### WHAT YOU WILL DO
Nothing other than the lines from the one containing "Serialize everything readable" through the close of the entries below should be printed, each exactly.
## Begin SOURCE MATERIAL
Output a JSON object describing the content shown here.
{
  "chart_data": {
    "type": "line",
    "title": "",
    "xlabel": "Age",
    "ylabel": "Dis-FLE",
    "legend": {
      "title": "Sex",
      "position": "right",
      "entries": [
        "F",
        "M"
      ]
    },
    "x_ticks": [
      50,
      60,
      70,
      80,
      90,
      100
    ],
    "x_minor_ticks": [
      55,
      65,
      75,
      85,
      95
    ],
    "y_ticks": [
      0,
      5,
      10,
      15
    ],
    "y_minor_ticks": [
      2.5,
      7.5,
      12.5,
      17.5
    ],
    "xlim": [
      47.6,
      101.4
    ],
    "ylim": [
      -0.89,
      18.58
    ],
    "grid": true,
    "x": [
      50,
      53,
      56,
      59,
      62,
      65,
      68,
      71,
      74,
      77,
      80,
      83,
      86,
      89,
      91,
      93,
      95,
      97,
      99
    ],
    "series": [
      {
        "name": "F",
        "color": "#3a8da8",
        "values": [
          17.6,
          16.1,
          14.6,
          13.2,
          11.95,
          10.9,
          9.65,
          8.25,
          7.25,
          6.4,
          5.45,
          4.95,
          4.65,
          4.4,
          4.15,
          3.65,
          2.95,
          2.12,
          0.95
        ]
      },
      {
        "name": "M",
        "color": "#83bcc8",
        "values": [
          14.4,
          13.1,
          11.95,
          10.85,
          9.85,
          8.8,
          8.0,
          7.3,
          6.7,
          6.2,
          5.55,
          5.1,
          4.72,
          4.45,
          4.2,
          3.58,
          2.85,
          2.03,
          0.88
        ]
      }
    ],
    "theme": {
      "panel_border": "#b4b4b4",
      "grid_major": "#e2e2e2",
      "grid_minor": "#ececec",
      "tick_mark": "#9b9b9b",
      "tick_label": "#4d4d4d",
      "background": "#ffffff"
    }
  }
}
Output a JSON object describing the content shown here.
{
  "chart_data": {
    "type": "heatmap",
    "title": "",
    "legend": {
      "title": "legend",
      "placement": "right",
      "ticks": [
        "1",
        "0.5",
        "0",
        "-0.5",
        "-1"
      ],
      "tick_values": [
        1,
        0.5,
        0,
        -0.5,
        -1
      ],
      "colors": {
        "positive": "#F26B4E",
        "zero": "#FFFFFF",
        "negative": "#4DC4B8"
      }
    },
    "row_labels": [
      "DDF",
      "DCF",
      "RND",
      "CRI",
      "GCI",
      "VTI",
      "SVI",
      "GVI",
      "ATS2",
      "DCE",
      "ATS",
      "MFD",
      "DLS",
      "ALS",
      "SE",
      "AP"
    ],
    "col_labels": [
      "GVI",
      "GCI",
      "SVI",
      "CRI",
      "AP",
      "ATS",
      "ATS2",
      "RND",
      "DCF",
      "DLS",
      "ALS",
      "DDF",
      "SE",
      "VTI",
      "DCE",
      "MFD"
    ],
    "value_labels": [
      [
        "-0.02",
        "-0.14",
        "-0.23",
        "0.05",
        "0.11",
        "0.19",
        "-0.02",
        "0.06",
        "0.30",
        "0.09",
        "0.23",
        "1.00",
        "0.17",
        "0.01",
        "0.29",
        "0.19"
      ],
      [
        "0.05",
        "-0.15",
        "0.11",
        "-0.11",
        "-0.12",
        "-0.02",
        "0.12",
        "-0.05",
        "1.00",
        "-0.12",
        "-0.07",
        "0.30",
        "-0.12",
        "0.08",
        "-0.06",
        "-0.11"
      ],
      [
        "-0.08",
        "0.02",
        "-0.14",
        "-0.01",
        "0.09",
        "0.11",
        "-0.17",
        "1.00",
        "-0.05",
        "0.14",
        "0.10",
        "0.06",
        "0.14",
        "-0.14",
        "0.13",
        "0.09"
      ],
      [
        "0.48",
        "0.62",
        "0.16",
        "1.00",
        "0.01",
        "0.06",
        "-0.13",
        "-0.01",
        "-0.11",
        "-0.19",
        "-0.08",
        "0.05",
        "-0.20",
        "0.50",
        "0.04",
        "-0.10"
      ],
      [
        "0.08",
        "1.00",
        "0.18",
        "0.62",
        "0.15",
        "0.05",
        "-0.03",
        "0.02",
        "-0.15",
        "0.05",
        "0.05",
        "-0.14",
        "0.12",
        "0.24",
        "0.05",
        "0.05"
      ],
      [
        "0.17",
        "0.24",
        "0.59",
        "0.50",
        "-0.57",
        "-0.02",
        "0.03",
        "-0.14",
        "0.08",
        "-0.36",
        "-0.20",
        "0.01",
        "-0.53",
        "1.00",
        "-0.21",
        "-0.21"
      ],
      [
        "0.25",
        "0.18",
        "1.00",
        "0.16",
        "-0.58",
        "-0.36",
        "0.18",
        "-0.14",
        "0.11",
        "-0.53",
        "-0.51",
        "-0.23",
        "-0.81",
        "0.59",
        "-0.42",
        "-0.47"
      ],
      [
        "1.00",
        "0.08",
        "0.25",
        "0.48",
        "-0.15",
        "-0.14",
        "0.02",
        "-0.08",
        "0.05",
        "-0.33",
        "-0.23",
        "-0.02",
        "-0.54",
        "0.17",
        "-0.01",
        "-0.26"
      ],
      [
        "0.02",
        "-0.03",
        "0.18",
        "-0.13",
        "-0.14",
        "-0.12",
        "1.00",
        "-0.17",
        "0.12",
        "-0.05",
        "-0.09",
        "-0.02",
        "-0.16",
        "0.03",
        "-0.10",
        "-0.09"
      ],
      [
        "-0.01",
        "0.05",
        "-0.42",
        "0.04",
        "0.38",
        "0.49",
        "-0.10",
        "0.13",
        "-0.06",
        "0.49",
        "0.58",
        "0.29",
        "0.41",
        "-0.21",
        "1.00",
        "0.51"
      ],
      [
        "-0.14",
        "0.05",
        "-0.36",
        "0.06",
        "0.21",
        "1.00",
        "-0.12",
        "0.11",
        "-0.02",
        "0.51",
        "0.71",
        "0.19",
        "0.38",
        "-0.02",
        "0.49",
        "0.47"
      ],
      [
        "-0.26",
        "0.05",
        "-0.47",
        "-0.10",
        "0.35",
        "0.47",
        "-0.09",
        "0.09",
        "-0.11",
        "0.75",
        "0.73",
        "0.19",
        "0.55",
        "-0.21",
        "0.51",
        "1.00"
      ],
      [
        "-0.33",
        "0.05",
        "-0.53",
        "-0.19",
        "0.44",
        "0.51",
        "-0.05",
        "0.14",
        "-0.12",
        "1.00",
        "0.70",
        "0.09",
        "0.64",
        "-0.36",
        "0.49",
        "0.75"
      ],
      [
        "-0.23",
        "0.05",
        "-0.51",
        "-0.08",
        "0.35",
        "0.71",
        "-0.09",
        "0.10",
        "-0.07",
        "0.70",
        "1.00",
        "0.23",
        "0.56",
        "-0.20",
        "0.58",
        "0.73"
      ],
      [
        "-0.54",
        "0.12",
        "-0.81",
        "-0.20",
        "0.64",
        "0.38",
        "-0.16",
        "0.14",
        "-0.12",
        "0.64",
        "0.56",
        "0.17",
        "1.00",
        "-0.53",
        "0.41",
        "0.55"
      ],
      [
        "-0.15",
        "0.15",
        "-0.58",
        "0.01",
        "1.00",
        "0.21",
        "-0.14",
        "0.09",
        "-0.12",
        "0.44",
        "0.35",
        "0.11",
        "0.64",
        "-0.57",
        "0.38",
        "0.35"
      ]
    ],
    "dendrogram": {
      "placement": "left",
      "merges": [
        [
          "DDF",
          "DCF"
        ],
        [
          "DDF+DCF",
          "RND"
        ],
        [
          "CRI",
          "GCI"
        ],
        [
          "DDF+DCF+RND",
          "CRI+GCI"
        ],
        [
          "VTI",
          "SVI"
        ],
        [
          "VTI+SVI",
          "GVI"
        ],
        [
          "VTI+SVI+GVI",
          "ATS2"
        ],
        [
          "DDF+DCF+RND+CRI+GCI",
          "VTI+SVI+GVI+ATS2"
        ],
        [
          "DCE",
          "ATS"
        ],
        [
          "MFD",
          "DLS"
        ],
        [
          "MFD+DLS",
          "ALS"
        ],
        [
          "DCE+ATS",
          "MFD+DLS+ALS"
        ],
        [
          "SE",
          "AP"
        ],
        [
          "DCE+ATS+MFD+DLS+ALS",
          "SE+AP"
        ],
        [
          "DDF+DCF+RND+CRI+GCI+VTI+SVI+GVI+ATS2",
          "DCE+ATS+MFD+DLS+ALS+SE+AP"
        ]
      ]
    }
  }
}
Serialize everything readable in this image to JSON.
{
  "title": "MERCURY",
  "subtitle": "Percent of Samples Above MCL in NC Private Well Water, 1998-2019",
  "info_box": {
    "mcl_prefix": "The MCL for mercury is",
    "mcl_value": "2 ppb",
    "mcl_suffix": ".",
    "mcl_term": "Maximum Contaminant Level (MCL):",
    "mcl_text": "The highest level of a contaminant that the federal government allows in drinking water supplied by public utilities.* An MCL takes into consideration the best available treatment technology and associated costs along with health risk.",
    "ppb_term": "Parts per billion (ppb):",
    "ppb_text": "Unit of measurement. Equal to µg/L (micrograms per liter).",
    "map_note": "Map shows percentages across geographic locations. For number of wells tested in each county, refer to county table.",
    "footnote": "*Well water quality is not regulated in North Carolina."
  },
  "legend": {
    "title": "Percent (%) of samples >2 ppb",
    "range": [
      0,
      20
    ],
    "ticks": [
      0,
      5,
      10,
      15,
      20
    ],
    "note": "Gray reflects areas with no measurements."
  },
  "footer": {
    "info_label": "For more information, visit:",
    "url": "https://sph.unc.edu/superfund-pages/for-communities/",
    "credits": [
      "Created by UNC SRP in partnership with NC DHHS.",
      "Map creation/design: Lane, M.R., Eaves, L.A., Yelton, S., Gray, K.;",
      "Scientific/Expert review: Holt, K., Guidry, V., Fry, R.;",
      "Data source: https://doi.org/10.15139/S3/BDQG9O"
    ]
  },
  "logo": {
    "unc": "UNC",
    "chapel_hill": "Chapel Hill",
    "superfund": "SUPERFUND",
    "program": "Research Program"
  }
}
## End SOURCE MATERIAL
### TASK ANSWER
Serialize everything readable in this image to JSON.
{
  "title": "MERCURY",
  "subtitle": "Percent of Samples Above MCL in NC Private Well Water, 1998-2019",
  "info_box": {
    "mcl_prefix": "The MCL for mercury is",
    "mcl_value": "2 ppb",
    "mcl_suffix": ".",
    "mcl_term": "Maximum Contaminant Level (MCL):",
    "mcl_text": "The highest level of a contaminant that the federal government allows in drinking water supplied by public utilities.* An MCL takes into consideration the best available treatment technology and associated costs along with health risk.",
    "ppb_term": "Parts per billion (ppb):",
    "ppb_text": "Unit of measurement. Equal to µg/L (micrograms per liter).",
    "map_note": "Map shows percentages across geographic locations. For number of wells tested in each county, refer to county table.",
    "footnote": "*Well water quality is not regulated in North Carolina."
  },
  "legend": {
    "title": "Percent (%) of samples >2 ppb",
    "range": [
      0,
      20
    ],
    "ticks": [
      0,
      5,
      10,
      15,
      20
    ],
    "note": "Gray reflects areas with no measurements."
  },
  "footer": {
    "info_label": "For more information, visit:",
    "url": "https://sph.unc.edu/superfund-pages/for-communities/",
    "credits": [
      "Created by UNC SRP in partnership with NC DHHS.",
      "Map creation/design: Lane, M.R., Eaves, L.A., Yelton, S., Gray, K.;",
      "Scientific/Expert review: Holt, K., Guidry, V., Fry, R.;",
      "Data source: https://doi.org/10.15139/S3/BDQG9O"
    ]
  },
  "logo": {
    "unc": "UNC",
    "chapel_hill": "Chapel Hill",
    "superfund": "SUPERFUND",
    "program": "Research Program"
  }
}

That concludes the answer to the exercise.